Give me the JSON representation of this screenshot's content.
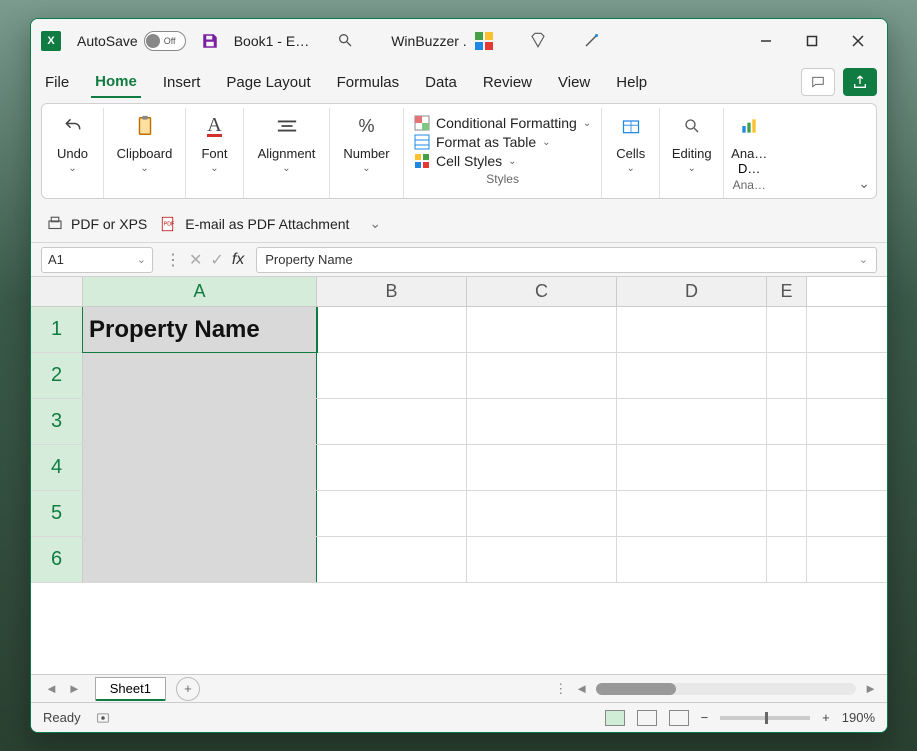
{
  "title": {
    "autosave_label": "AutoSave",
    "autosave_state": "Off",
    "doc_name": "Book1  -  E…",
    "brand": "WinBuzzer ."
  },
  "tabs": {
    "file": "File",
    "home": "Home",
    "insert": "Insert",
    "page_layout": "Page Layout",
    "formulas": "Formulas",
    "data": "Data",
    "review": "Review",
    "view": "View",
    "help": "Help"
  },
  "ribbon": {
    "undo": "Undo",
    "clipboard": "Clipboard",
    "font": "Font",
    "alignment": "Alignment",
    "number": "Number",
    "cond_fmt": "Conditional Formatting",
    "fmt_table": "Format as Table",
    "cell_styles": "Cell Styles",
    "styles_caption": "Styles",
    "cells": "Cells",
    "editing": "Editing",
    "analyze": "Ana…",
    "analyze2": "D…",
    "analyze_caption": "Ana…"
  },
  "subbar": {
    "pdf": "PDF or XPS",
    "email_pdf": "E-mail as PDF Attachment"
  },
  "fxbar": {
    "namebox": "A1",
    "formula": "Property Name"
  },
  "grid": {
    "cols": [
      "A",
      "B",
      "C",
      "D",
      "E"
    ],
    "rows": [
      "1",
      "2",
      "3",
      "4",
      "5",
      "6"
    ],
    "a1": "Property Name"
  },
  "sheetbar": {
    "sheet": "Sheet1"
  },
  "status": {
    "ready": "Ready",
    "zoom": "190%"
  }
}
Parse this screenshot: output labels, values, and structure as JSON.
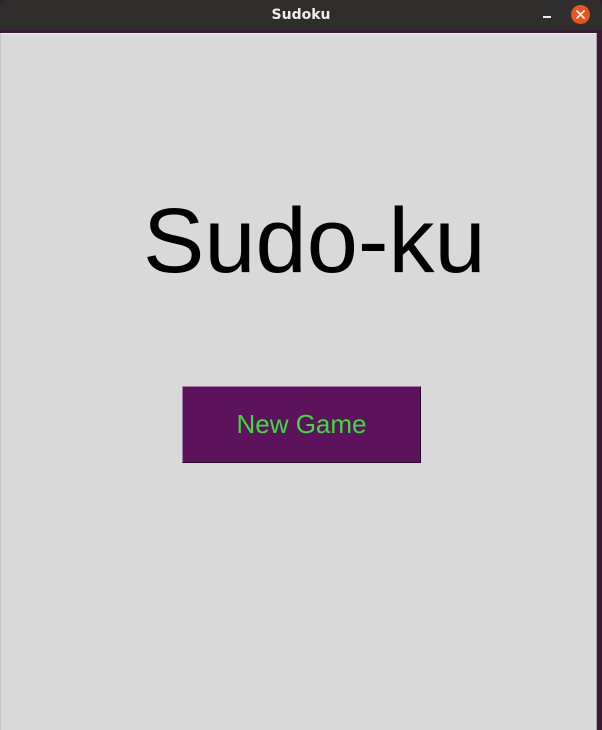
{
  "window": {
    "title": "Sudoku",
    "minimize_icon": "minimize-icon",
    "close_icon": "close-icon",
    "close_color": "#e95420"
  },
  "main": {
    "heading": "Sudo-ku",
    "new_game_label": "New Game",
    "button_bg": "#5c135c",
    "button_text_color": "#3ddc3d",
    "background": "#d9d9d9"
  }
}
□ □ □ □ □
## TASK BRIEF
Only the lines from the line bearing "Parse this screenshot: output" to the end of the listing above, both inclusive, should be extracted verbatim; the pictures are excluded.

## SOLUTION TO THIS EXERCISE
Parse this screenshot: output labels, values, and structure as JSON.
{
  "window": {
    "title": "Sudoku",
    "minimize_icon": "minimize-icon",
    "close_icon": "close-icon",
    "close_color": "#e95420"
  },
  "main": {
    "heading": "Sudo-ku",
    "new_game_label": "New Game",
    "button_bg": "#5c135c",
    "button_text_color": "#3ddc3d",
    "background": "#d9d9d9"
  }
}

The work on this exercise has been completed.